### SET TASK:
Copy out the data exactly, leaving the pictures behind.

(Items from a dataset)
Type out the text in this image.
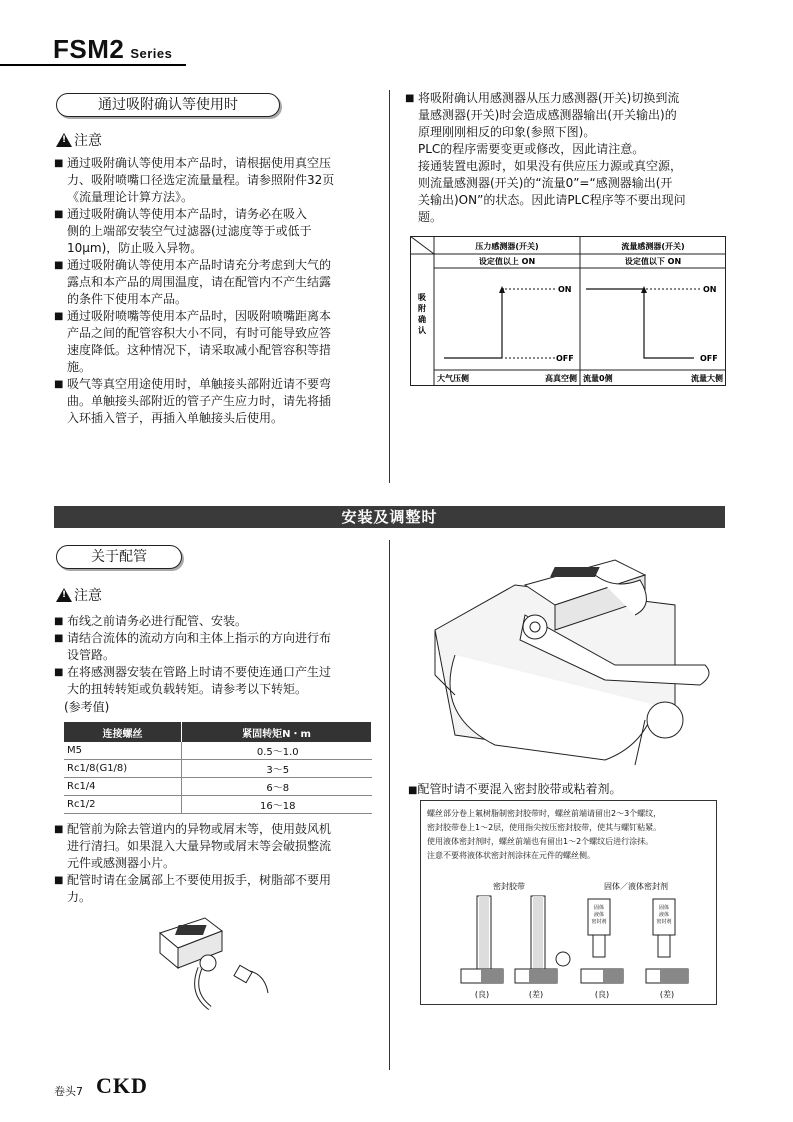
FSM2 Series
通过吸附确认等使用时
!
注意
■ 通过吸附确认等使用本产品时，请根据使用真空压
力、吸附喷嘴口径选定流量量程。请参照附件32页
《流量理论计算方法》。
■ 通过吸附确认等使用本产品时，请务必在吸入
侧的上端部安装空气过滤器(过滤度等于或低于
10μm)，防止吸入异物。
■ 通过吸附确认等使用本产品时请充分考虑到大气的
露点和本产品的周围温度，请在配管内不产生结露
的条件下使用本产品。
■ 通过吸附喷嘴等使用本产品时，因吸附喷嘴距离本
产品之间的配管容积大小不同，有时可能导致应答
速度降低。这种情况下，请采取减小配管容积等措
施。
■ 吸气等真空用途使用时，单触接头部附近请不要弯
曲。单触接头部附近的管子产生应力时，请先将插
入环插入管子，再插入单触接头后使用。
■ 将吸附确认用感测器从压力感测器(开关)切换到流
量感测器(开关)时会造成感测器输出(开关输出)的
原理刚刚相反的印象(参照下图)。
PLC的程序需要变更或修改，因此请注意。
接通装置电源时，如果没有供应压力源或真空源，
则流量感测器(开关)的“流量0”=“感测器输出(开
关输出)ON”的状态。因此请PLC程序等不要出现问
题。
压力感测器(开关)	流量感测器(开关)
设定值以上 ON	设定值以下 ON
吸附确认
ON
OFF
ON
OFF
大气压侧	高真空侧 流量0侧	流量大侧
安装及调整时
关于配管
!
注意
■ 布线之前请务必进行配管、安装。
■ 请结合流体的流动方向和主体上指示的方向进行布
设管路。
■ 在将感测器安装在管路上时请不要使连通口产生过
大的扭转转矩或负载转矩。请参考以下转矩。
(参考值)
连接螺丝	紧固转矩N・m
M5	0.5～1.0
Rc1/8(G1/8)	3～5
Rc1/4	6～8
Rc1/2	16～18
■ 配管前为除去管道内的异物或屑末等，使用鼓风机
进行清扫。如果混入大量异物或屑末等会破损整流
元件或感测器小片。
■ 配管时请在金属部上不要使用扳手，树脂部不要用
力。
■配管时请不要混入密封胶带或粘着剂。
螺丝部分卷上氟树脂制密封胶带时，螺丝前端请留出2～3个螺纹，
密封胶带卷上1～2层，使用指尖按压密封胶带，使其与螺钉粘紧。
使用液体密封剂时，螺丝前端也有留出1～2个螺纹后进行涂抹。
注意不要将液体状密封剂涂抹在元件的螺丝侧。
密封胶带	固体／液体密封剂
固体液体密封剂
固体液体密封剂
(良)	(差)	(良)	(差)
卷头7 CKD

### FULL ANSWER:
Type out the text in this image.
FSM2 Series
通过吸附确认等使用时
!
注意
■ 通过吸附确认等使用本产品时，请根据使用真空压
力、吸附喷嘴口径选定流量量程。请参照附件32页
《流量理论计算方法》。
■ 通过吸附确认等使用本产品时，请务必在吸入
侧的上端部安装空气过滤器(过滤度等于或低于
10μm)，防止吸入异物。
■ 通过吸附确认等使用本产品时请充分考虑到大气的
露点和本产品的周围温度，请在配管内不产生结露
的条件下使用本产品。
■ 通过吸附喷嘴等使用本产品时，因吸附喷嘴距离本
产品之间的配管容积大小不同，有时可能导致应答
速度降低。这种情况下，请采取减小配管容积等措
施。
■ 吸气等真空用途使用时，单触接头部附近请不要弯
曲。单触接头部附近的管子产生应力时，请先将插
入环插入管子，再插入单触接头后使用。
■ 将吸附确认用感测器从压力感测器(开关)切换到流
量感测器(开关)时会造成感测器输出(开关输出)的
原理刚刚相反的印象(参照下图)。
PLC的程序需要变更或修改，因此请注意。
接通装置电源时，如果没有供应压力源或真空源，
则流量感测器(开关)的“流量0”=“感测器输出(开
关输出)ON”的状态。因此请PLC程序等不要出现问
题。
压力感测器(开关)	流量感测器(开关)
设定值以上 ON	设定值以下 ON
吸附确认
ON
OFF
ON
OFF
大气压侧	高真空侧 流量0侧	流量大侧
安装及调整时
关于配管
!
注意
■ 布线之前请务必进行配管、安装。
■ 请结合流体的流动方向和主体上指示的方向进行布
设管路。
■ 在将感测器安装在管路上时请不要使连通口产生过
大的扭转转矩或负载转矩。请参考以下转矩。
(参考值)
连接螺丝	紧固转矩N・m
M5	0.5～1.0
Rc1/8(G1/8)	3～5
Rc1/4	6～8
Rc1/2	16～18
■ 配管前为除去管道内的异物或屑末等，使用鼓风机
进行清扫。如果混入大量异物或屑末等会破损整流
元件或感测器小片。
■ 配管时请在金属部上不要使用扳手，树脂部不要用
力。
■配管时请不要混入密封胶带或粘着剂。
螺丝部分卷上氟树脂制密封胶带时，螺丝前端请留出2～3个螺纹，
密封胶带卷上1～2层，使用指尖按压密封胶带，使其与螺钉粘紧。
使用液体密封剂时，螺丝前端也有留出1～2个螺纹后进行涂抹。
注意不要将液体状密封剂涂抹在元件的螺丝侧。
密封胶带	固体／液体密封剂
固体液体密封剂
固体液体密封剂
(良)	(差)	(良)	(差)
卷头7 CKD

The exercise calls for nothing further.